Figure record listings:
--

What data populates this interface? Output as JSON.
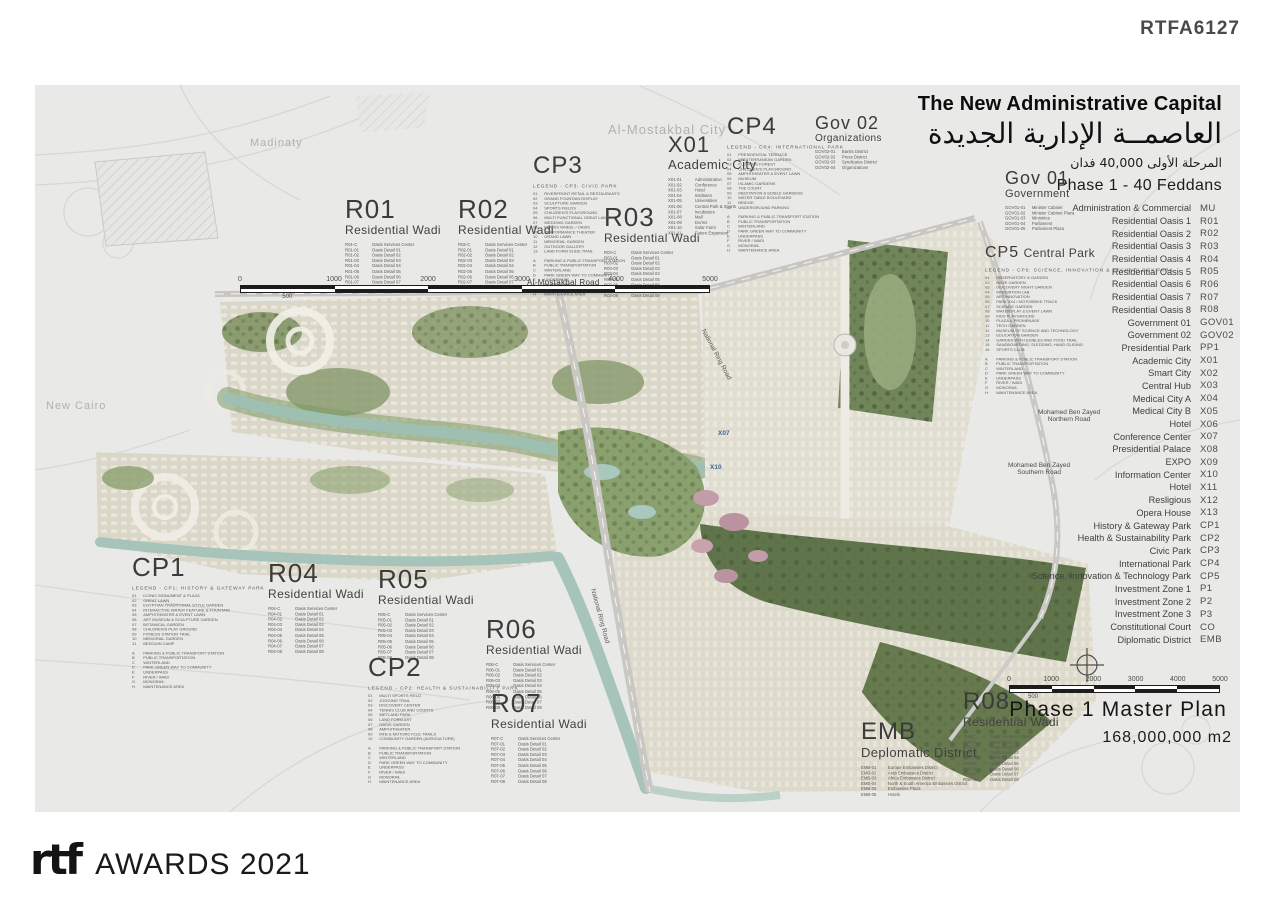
{
  "ref_code": "RTFA6127",
  "title": {
    "en": "The New Administrative Capital",
    "ar": "العاصمــة الإدارية الجديدة",
    "ar_sub": "المرحلة الأولى 40,000 فدان",
    "phase": "Phase 1 - 40 Feddans"
  },
  "context_labels": {
    "madinaty": "Madinaty",
    "almostakbal_city": "Al-Mostakbal City",
    "new_cairo": "New Cairo"
  },
  "roads": {
    "almostakbal_road": "Al-Mostakbal Road",
    "mbz_north_1": "Mohamed Ben Zayed",
    "mbz_north_2": "Northern Road",
    "mbz_south_1": "Mohamed Ben Zayed",
    "mbz_south_2": "Southern Road",
    "national_ring_1": "National Ring Road",
    "national_ring_2": "National Ring Road"
  },
  "map_codes": [
    {
      "label": "X07"
    },
    {
      "label": "X10"
    }
  ],
  "key_legend": [
    {
      "name": "Administration & Commercial",
      "code": "MU"
    },
    {
      "name": "Residential Oasis 1",
      "code": "R01"
    },
    {
      "name": "Residential Oasis 2",
      "code": "R02"
    },
    {
      "name": "Residential Oasis 3",
      "code": "R03"
    },
    {
      "name": "Residential Oasis 4",
      "code": "R04"
    },
    {
      "name": "Residential Oasis 5",
      "code": "R05"
    },
    {
      "name": "Residential Oasis 6",
      "code": "R06"
    },
    {
      "name": "Residential Oasis 7",
      "code": "R07"
    },
    {
      "name": "Residential Oasis 8",
      "code": "R08"
    },
    {
      "name": "Government 01",
      "code": "GOV01"
    },
    {
      "name": "Government 02",
      "code": "GOV02"
    },
    {
      "name": "Presidential Park",
      "code": "PP1"
    },
    {
      "name": "Academic City",
      "code": "X01"
    },
    {
      "name": "Smart City",
      "code": "X02"
    },
    {
      "name": "Central Hub",
      "code": "X03"
    },
    {
      "name": "Medical City A",
      "code": "X04"
    },
    {
      "name": "Medical City B",
      "code": "X05"
    },
    {
      "name": "Hotel",
      "code": "X06"
    },
    {
      "name": "Conference Center",
      "code": "X07"
    },
    {
      "name": "Presidential Palace",
      "code": "X08"
    },
    {
      "name": "EXPO",
      "code": "X09"
    },
    {
      "name": "Information Center",
      "code": "X10"
    },
    {
      "name": "Hotel",
      "code": "X11"
    },
    {
      "name": "Resligious",
      "code": "X12"
    },
    {
      "name": "Opera House",
      "code": "X13"
    },
    {
      "name": "History & Gateway Park",
      "code": "CP1"
    },
    {
      "name": "Health & Sustainability Park",
      "code": "CP2"
    },
    {
      "name": "Civic Park",
      "code": "CP3"
    },
    {
      "name": "International Park",
      "code": "CP4"
    },
    {
      "name": "Science, Innovation & Technology Park",
      "code": "CP5"
    },
    {
      "name": "Investment Zone 1",
      "code": "P1"
    },
    {
      "name": "Investment Zone 2",
      "code": "P2"
    },
    {
      "name": "Investment Zone 3",
      "code": "P3"
    },
    {
      "name": "Constitutional Court",
      "code": "CO"
    },
    {
      "name": "Diplomatic District",
      "code": "EMB"
    }
  ],
  "districts": {
    "r01": {
      "code": "R01",
      "subtitle": "Residential Wadi",
      "items": [
        {
          "c": "R01-C",
          "n": "Oasis Services Center"
        },
        {
          "c": "R01-01",
          "n": "Oasis Detail 01"
        },
        {
          "c": "R01-02",
          "n": "Oasis Detail 02"
        },
        {
          "c": "R01-03",
          "n": "Oasis Detail 03"
        },
        {
          "c": "R01-04",
          "n": "Oasis Detail 04"
        },
        {
          "c": "R01-05",
          "n": "Oasis Detail 05"
        },
        {
          "c": "R01-06",
          "n": "Oasis Detail 06"
        },
        {
          "c": "R01-07",
          "n": "Oasis Detail 07"
        },
        {
          "c": "R01-08",
          "n": "Oasis Detail 08"
        }
      ]
    },
    "r02": {
      "code": "R02",
      "subtitle": "Residential Wadi",
      "items": [
        {
          "c": "R02-C",
          "n": "Oasis Services Center"
        },
        {
          "c": "R02-01",
          "n": "Oasis Detail 01"
        },
        {
          "c": "R02-02",
          "n": "Oasis Detail 02"
        },
        {
          "c": "R02-03",
          "n": "Oasis Detail 03"
        },
        {
          "c": "R02-04",
          "n": "Oasis Detail 04"
        },
        {
          "c": "R02-05",
          "n": "Oasis Detail 05"
        },
        {
          "c": "R02-06",
          "n": "Oasis Detail 06"
        },
        {
          "c": "R02-07",
          "n": "Oasis Detail 07"
        },
        {
          "c": "R02-08",
          "n": "Oasis Detail 08"
        }
      ]
    },
    "r03": {
      "code": "R03",
      "subtitle": "Residential Wadi",
      "items": [
        {
          "c": "R03-C",
          "n": "Oasis Services Center"
        },
        {
          "c": "R03-01",
          "n": "Oasis Detail 01"
        },
        {
          "c": "R03-02",
          "n": "Oasis Detail 02"
        },
        {
          "c": "R03-03",
          "n": "Oasis Detail 03"
        },
        {
          "c": "R03-04",
          "n": "Oasis Detail 04"
        },
        {
          "c": "R03-05",
          "n": "Oasis Detail 05"
        },
        {
          "c": "R03-06",
          "n": "Oasis Detail 06"
        },
        {
          "c": "R03-07",
          "n": "Oasis Detail 07"
        },
        {
          "c": "R03-08",
          "n": "Oasis Detail 08"
        }
      ]
    },
    "r04": {
      "code": "R04",
      "subtitle": "Residential Wadi",
      "items": [
        {
          "c": "R04-C",
          "n": "Oasis Services Center"
        },
        {
          "c": "R04-01",
          "n": "Oasis Detail 01"
        },
        {
          "c": "R04-02",
          "n": "Oasis Detail 02"
        },
        {
          "c": "R04-03",
          "n": "Oasis Detail 03"
        },
        {
          "c": "R04-04",
          "n": "Oasis Detail 04"
        },
        {
          "c": "R04-05",
          "n": "Oasis Detail 05"
        },
        {
          "c": "R04-06",
          "n": "Oasis Detail 06"
        },
        {
          "c": "R04-07",
          "n": "Oasis Detail 07"
        },
        {
          "c": "R04-08",
          "n": "Oasis Detail 08"
        }
      ]
    },
    "r05": {
      "code": "R05",
      "subtitle": "Residential Wadi",
      "items": [
        {
          "c": "R05-C",
          "n": "Oasis Services Center"
        },
        {
          "c": "R05-01",
          "n": "Oasis Detail 01"
        },
        {
          "c": "R05-02",
          "n": "Oasis Detail 02"
        },
        {
          "c": "R05-03",
          "n": "Oasis Detail 03"
        },
        {
          "c": "R05-04",
          "n": "Oasis Detail 04"
        },
        {
          "c": "R05-05",
          "n": "Oasis Detail 05"
        },
        {
          "c": "R05-06",
          "n": "Oasis Detail 06"
        },
        {
          "c": "R05-07",
          "n": "Oasis Detail 07"
        },
        {
          "c": "R05-08",
          "n": "Oasis Detail 08"
        }
      ]
    },
    "r06": {
      "code": "R06",
      "subtitle": "Residential Wadi",
      "items": [
        {
          "c": "R06-C",
          "n": "Oasis Services Center"
        },
        {
          "c": "R06-01",
          "n": "Oasis Detail 01"
        },
        {
          "c": "R06-02",
          "n": "Oasis Detail 02"
        },
        {
          "c": "R06-03",
          "n": "Oasis Detail 03"
        },
        {
          "c": "R06-04",
          "n": "Oasis Detail 04"
        },
        {
          "c": "R06-05",
          "n": "Oasis Detail 05"
        },
        {
          "c": "R06-06",
          "n": "Oasis Detail 06"
        },
        {
          "c": "R06-07",
          "n": "Oasis Detail 07"
        },
        {
          "c": "R06-08",
          "n": "Oasis Detail 08"
        }
      ]
    },
    "r07": {
      "code": "R07",
      "subtitle": "Residential Wadi",
      "items": [
        {
          "c": "R07-C",
          "n": "Oasis Services Center"
        },
        {
          "c": "R07-01",
          "n": "Oasis Detail 01"
        },
        {
          "c": "R07-02",
          "n": "Oasis Detail 02"
        },
        {
          "c": "R07-03",
          "n": "Oasis Detail 03"
        },
        {
          "c": "R07-04",
          "n": "Oasis Detail 04"
        },
        {
          "c": "R07-05",
          "n": "Oasis Detail 05"
        },
        {
          "c": "R07-06",
          "n": "Oasis Detail 06"
        },
        {
          "c": "R07-07",
          "n": "Oasis Detail 07"
        },
        {
          "c": "R07-08",
          "n": "Oasis Detail 08"
        }
      ]
    },
    "r08": {
      "code": "R08",
      "subtitle": "Residential Wadi",
      "items": [
        {
          "c": "R08-C",
          "n": "Oasis Services Center"
        },
        {
          "c": "R08-01",
          "n": "Oasis Detail 01"
        },
        {
          "c": "R08-02",
          "n": "Oasis Detail 02"
        },
        {
          "c": "R08-03",
          "n": "Oasis Detail 03"
        },
        {
          "c": "R08-04",
          "n": "Oasis Detail 04"
        },
        {
          "c": "R08-05",
          "n": "Oasis Detail 05"
        },
        {
          "c": "R08-06",
          "n": "Oasis Detail 06"
        },
        {
          "c": "R08-07",
          "n": "Oasis Detail 07"
        },
        {
          "c": "R08-08",
          "n": "Oasis Detail 08"
        }
      ]
    },
    "x01": {
      "code": "X01",
      "subtitle": "Academic City",
      "items": [
        {
          "c": "X01-01",
          "n": "Administration"
        },
        {
          "c": "X01-02",
          "n": "Conference"
        },
        {
          "c": "X01-03",
          "n": "Hotel"
        },
        {
          "c": "X01-04",
          "n": "Institutes"
        },
        {
          "c": "X01-05",
          "n": "Universities"
        },
        {
          "c": "X01-06",
          "n": "Central Park & Sports"
        },
        {
          "c": "X01-07",
          "n": "Incubators"
        },
        {
          "c": "X01-08",
          "n": "Mall"
        },
        {
          "c": "X01-09",
          "n": "Dorms"
        },
        {
          "c": "X01-10",
          "n": "Solar Farm"
        },
        {
          "c": "X01-11",
          "n": "Future Expansion"
        }
      ]
    },
    "gov01": {
      "code": "Gov 01",
      "subtitle": "Government",
      "items": [
        {
          "c": "GOV01-01",
          "n": "Minister Cabinet"
        },
        {
          "c": "GOV01-02",
          "n": "Minister Cabinet Plaza"
        },
        {
          "c": "GOV01-03",
          "n": "Ministries"
        },
        {
          "c": "GOV01-04",
          "n": "Parliament"
        },
        {
          "c": "GOV01-05",
          "n": "Parliament Plaza"
        }
      ]
    },
    "gov02": {
      "code": "Gov 02",
      "subtitle": "Organizations",
      "items": [
        {
          "c": "GOV02-01",
          "n": "Banks District"
        },
        {
          "c": "GOV02-02",
          "n": "Press District"
        },
        {
          "c": "GOV02-03",
          "n": "Syndicates District"
        },
        {
          "c": "GOV02-04",
          "n": "Organizations"
        }
      ]
    },
    "emb": {
      "code": "EMB",
      "subtitle": "Deplomatic District",
      "items": [
        {
          "c": "EMB-01",
          "n": "Europe Embassies District"
        },
        {
          "c": "EMB-02",
          "n": "Arab Embassies District"
        },
        {
          "c": "EMB-03",
          "n": "Africa Embassies District"
        },
        {
          "c": "EMB-04",
          "n": "North & South America Embassies District"
        },
        {
          "c": "EMB-05",
          "n": "Embassies Plaza"
        },
        {
          "c": "EMB-06",
          "n": "Hotels"
        }
      ]
    }
  },
  "parks": {
    "cp1": {
      "code": "CP1",
      "header": "LEGEND - CP1: HISTORY & GATEWAY PARK",
      "items": [
        {
          "c": "01",
          "n": "ICONIC MONUMENT & PLAZA"
        },
        {
          "c": "02",
          "n": "GREAT LAWN"
        },
        {
          "c": "03",
          "n": "EGYPTIAN TRADITIONAL STYLE GARDEN"
        },
        {
          "c": "04",
          "n": "INTERACTIVE WATER FEATURE & FOUNTAIN"
        },
        {
          "c": "05",
          "n": "AMPHITHEATER & EVENT LAWN"
        },
        {
          "c": "06",
          "n": "ART MUSEUM & SCULPTURE GARDEN"
        },
        {
          "c": "07",
          "n": "BOTANICAL GARDEN"
        },
        {
          "c": "08",
          "n": "CHILDREN'S PLAY GROUND"
        },
        {
          "c": "09",
          "n": "FITNESS STATION TRAIL"
        },
        {
          "c": "10",
          "n": "MEMORIAL GARDEN"
        },
        {
          "c": "11",
          "n": "BEDOUIN CAMP"
        }
      ]
    },
    "cp2": {
      "code": "CP2",
      "header": "LEGEND - CP2: HEALTH & SUSTAINABILITY PARK",
      "items": [
        {
          "c": "01",
          "n": "MULTI SPORTS FIELD"
        },
        {
          "c": "02",
          "n": "JOGGING TRAIL"
        },
        {
          "c": "03",
          "n": "DISCOVERY CENTER"
        },
        {
          "c": "04",
          "n": "TENNIS CLUB AND COURTS"
        },
        {
          "c": "05",
          "n": "WETLAND PARK"
        },
        {
          "c": "06",
          "n": "LAND FORM ART"
        },
        {
          "c": "07",
          "n": "OASIS GARDEN"
        },
        {
          "c": "08",
          "n": "AMPHITHEATER"
        },
        {
          "c": "09",
          "n": "MTB & MOTORCYCLE TRAILS"
        },
        {
          "c": "10",
          "n": "COMMUNITY GARDEN (AGRICULTURE)"
        }
      ]
    },
    "cp3": {
      "code": "CP3",
      "header": "LEGEND - CP3: CIVIC PARK",
      "items": [
        {
          "c": "01",
          "n": "RIVERFRONT RETAIL & RESTAURANTS"
        },
        {
          "c": "02",
          "n": "GRAND FOUNTAIN DISPLAY"
        },
        {
          "c": "03",
          "n": "SCULPTURE GARDEN"
        },
        {
          "c": "04",
          "n": "SPORTS FIELDS"
        },
        {
          "c": "05",
          "n": "CHILDREN'S PLAYGROUND"
        },
        {
          "c": "06",
          "n": "MULTI FUNCTIONAL GREAT LAWN"
        },
        {
          "c": "07",
          "n": "WEDDING GARDEN"
        },
        {
          "c": "08",
          "n": "FERRIS WHEEL / OASIS"
        },
        {
          "c": "09",
          "n": "PERFORMANCE THEATER"
        },
        {
          "c": "10",
          "n": "GRAND LAWN"
        },
        {
          "c": "11",
          "n": "MEMORIAL GARDEN"
        },
        {
          "c": "12",
          "n": "OUTDOOR GALLERY"
        },
        {
          "c": "13",
          "n": "LAND FORM SLIDE TRAIL"
        }
      ]
    },
    "cp4": {
      "code": "CP4",
      "header": "LEGEND - CP4: INTERNATIONAL PARK",
      "items": [
        {
          "c": "01",
          "n": "PRESIDENTIAL TERRACE"
        },
        {
          "c": "02",
          "n": "MEDITERRANEAN GARDEN"
        },
        {
          "c": "03",
          "n": "FLOATING FOREST"
        },
        {
          "c": "04",
          "n": "CHILDREN'S PLAYGROUND"
        },
        {
          "c": "05",
          "n": "AMPHITHEATER & EVENT LAWN"
        },
        {
          "c": "06",
          "n": "MUSEUM"
        },
        {
          "c": "07",
          "n": "ISLAMIC GARDENS"
        },
        {
          "c": "08",
          "n": "THE COURT"
        },
        {
          "c": "09",
          "n": "MEDITATION & EDIBLE GARDENS"
        },
        {
          "c": "10",
          "n": "WATER TABLE BOULEVARD"
        },
        {
          "c": "11",
          "n": "BRIDGE"
        },
        {
          "c": "12",
          "n": "UNDERGROUND PARKING"
        }
      ]
    },
    "cp5": {
      "code": "CP5",
      "subtitle": "Central Park",
      "header": "LEGEND - CP5: SCIENCE, INNOVATION & TECHNOLOGY PARK",
      "items": [
        {
          "c": "01",
          "n": "OBSERVATORY & GARDEN"
        },
        {
          "c": "02",
          "n": "MAZE GARDEN"
        },
        {
          "c": "03",
          "n": "DISCOVERY NIGHT GARDEN"
        },
        {
          "c": "04",
          "n": "INNOVATION LAB"
        },
        {
          "c": "05",
          "n": "ART INNOVATION"
        },
        {
          "c": "06",
          "n": "PARK 4X4 / MOTORBIKE TRACK"
        },
        {
          "c": "07",
          "n": "SCIENCE GARDEN"
        },
        {
          "c": "08",
          "n": "WATER PLAY & EVENT LAWN"
        },
        {
          "c": "09",
          "n": "KIDS PLAYGROUND"
        },
        {
          "c": "10",
          "n": "PLAZA & PROMENADE"
        },
        {
          "c": "11",
          "n": "TECH GARDEN"
        },
        {
          "c": "12",
          "n": "MUSEUM OF SCIENCE AND TECHNOLOGY"
        },
        {
          "c": "13",
          "n": "EDUCATION GARDEN"
        },
        {
          "c": "14",
          "n": "GARDEN WITH EDIBLES AND FOOD TRAIL"
        },
        {
          "c": "15",
          "n": "SANDBOARDING, SLEDDING, HAND GLIDING"
        },
        {
          "c": "16",
          "n": "SPORTS CLUB"
        }
      ]
    }
  },
  "park_common": [
    {
      "c": "A",
      "n": "PARKING & PUBLIC TRANSPORT STATION"
    },
    {
      "c": "B",
      "n": "PUBLIC TRANSPORTATION"
    },
    {
      "c": "C",
      "n": "WINTERLAND"
    },
    {
      "c": "D",
      "n": "PARK GREEN WAY TO COMMUNITY"
    },
    {
      "c": "E",
      "n": "UNDERPASS"
    },
    {
      "c": "F",
      "n": "RIVER / WADI"
    },
    {
      "c": "G",
      "n": "MONORAIL"
    },
    {
      "c": "H",
      "n": "MAINTENANCE AREA"
    }
  ],
  "scalebar": {
    "ticks": [
      "0",
      "1000",
      "2000",
      "3000",
      "4000",
      "5000"
    ],
    "minor": "500"
  },
  "master_plan": {
    "title": "Phase 1 Master Plan",
    "area": "168,000,000 m2"
  },
  "footer": {
    "logo": "rtf",
    "awards": "AWARDS 2021"
  }
}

--

Pull out all lines containing the word "LAWN" from the entries above.

          "n": "GREAT LAWN"
          "n": "AMPHITHEATER & EVENT LAWN"
          "n": "MULTI FUNCTIONAL GREAT LAWN"
          "n": "GRAND LAWN"
          "n": "AMPHITHEATER & EVENT LAWN"
          "n": "WATER PLAY & EVENT LAWN"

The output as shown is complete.